## Brief
Can you update the rows below so that every "Asia Cup" becomes "Asia Trophy", with everything else unchanged and the pictures left out?

____ Supplied data

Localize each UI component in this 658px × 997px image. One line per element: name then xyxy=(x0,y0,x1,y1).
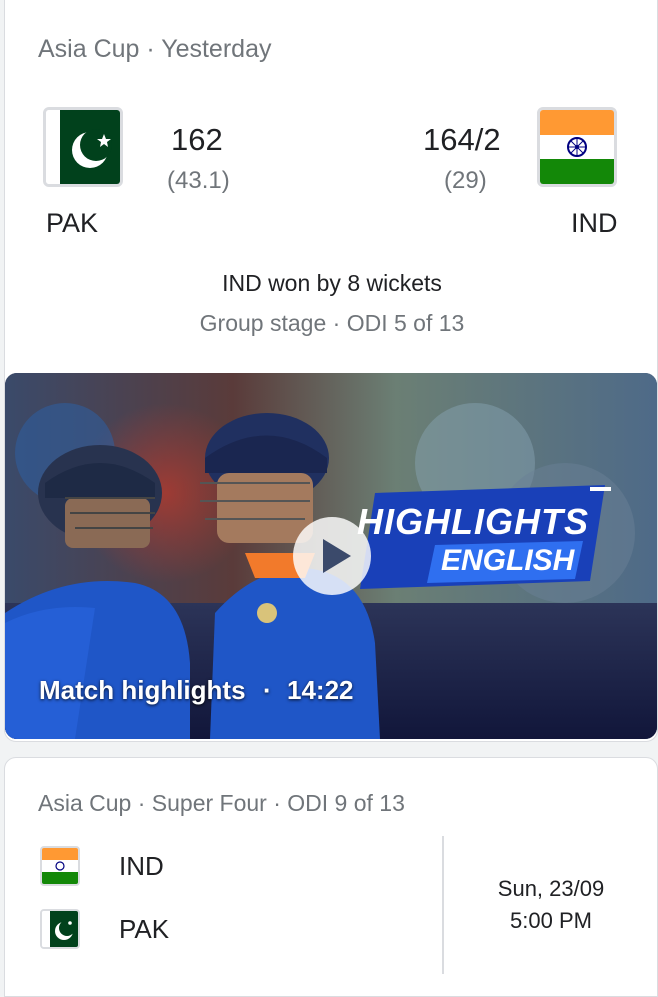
video-duration: 14:22 xyxy=(287,675,354,705)
highlights-badge-line2: ENGLISH xyxy=(441,544,575,577)
match-date: Sun, 23/09 xyxy=(497,876,605,901)
ind-overs: (29) xyxy=(444,167,487,194)
pak-team-name: PAK xyxy=(46,208,99,238)
ind-team-name: IND xyxy=(571,208,618,238)
upcoming-match-header: Asia Cup · Super Four · ODI 9 of 13 xyxy=(38,790,405,816)
highlights-video-thumbnail[interactable]: HIGHLIGHTS ENGLISH Match highlights · 14… xyxy=(5,373,657,739)
upcoming-match-card[interactable]: Asia Cup · Super Four · ODI 9 of 13 IND … xyxy=(4,757,658,997)
play-icon xyxy=(323,539,351,573)
ind-flag-small-icon xyxy=(40,846,80,886)
ind-score: 164/2 xyxy=(423,122,501,157)
pak-flag-small-icon xyxy=(40,909,80,949)
match-result: IND won by 8 wickets xyxy=(222,270,442,296)
upcoming-team2-name: PAK xyxy=(119,914,170,944)
pak-score: 162 xyxy=(171,122,223,157)
play-button[interactable] xyxy=(293,517,371,595)
match-header: Asia Cup · Yesterday xyxy=(38,35,272,63)
match-stage: Group stage · ODI 5 of 13 xyxy=(199,310,465,336)
vertical-divider xyxy=(442,836,444,974)
video-title: Match highlights xyxy=(39,675,246,705)
pak-overs: (43.1) xyxy=(167,167,230,194)
pak-flag-icon xyxy=(43,107,123,187)
match-result-card[interactable]: Asia Cup · Yesterday 162 (43.1) PAK 164/… xyxy=(4,0,658,742)
highlights-badge-line1: HIGHLIGHTS xyxy=(357,501,589,542)
video-separator: · xyxy=(263,675,272,705)
ind-flag-icon xyxy=(537,107,617,187)
match-time: 5:00 PM xyxy=(510,908,592,933)
upcoming-team1-name: IND xyxy=(119,851,164,881)
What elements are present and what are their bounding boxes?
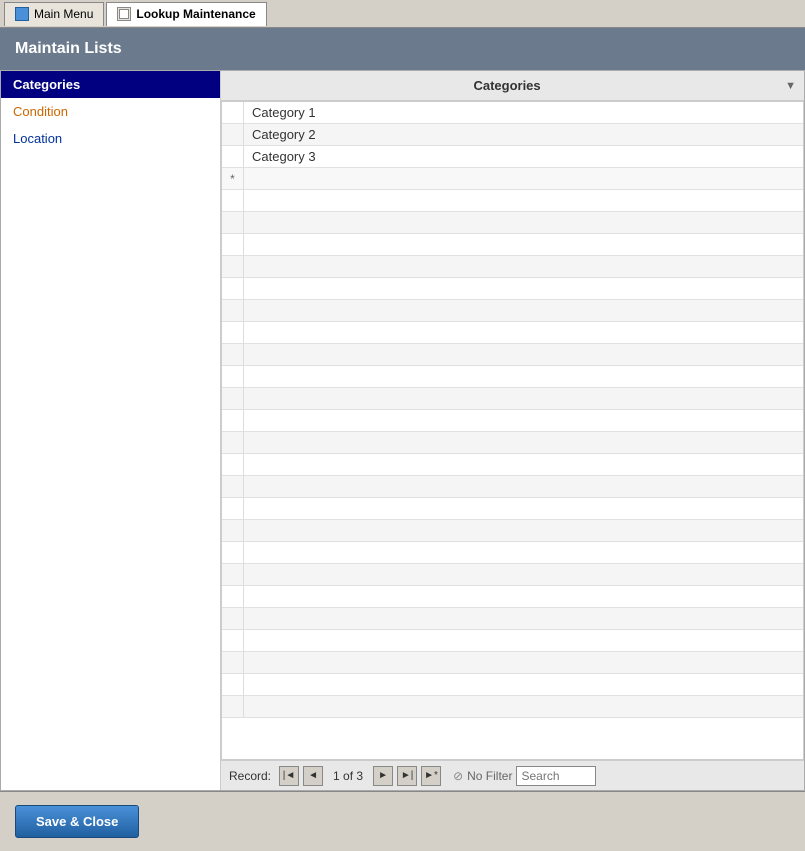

________

## Written answer
Localize each UI component in this 658px × 997px image. One line per element: name then xyxy=(x0,y0,x1,y1).
video-duration: 14:22 xyxy=(287,675,354,705)
highlights-badge-line2: ENGLISH xyxy=(441,544,575,577)
match-date: Sun, 23/09 xyxy=(497,876,605,901)
ind-overs: (29) xyxy=(444,167,487,194)
pak-team-name: PAK xyxy=(46,208,99,238)
ind-team-name: IND xyxy=(571,208,618,238)
upcoming-match-header: Asia Trophy · Super Four · ODI 9 of 13 xyxy=(38,790,405,816)
highlights-video-thumbnail[interactable]: HIGHLIGHTS ENGLISH Match highlights · 14… xyxy=(5,373,657,739)
upcoming-match-card[interactable]: Asia Trophy · Super Four · ODI 9 of 13 IND … xyxy=(4,757,658,997)
play-icon xyxy=(323,539,351,573)
ind-flag-small-icon xyxy=(40,846,80,886)
ind-score: 164/2 xyxy=(423,122,501,157)
pak-flag-small-icon xyxy=(40,909,80,949)
match-result: IND won by 8 wickets xyxy=(222,270,442,296)
upcoming-team2-name: PAK xyxy=(119,914,170,944)
pak-score: 162 xyxy=(171,122,223,157)
play-button[interactable] xyxy=(293,517,371,595)
match-header: Asia Trophy · Yesterday xyxy=(38,35,272,63)
match-stage: Group stage · ODI 5 of 13 xyxy=(199,310,465,336)
vertical-divider xyxy=(442,836,444,974)
video-title: Match highlights xyxy=(39,675,246,705)
pak-overs: (43.1) xyxy=(167,167,230,194)
pak-flag-icon xyxy=(43,107,123,187)
match-result-card[interactable]: Asia Trophy · Yesterday 162 (43.1) PAK 164/… xyxy=(4,0,658,742)
highlights-badge-line1: HIGHLIGHTS xyxy=(357,501,589,542)
video-separator: · xyxy=(263,675,272,705)
ind-flag-icon xyxy=(537,107,617,187)
match-time: 5:00 PM xyxy=(510,908,592,933)
upcoming-team1-name: IND xyxy=(119,851,164,881)
What elements are present and what are their bounding boxes?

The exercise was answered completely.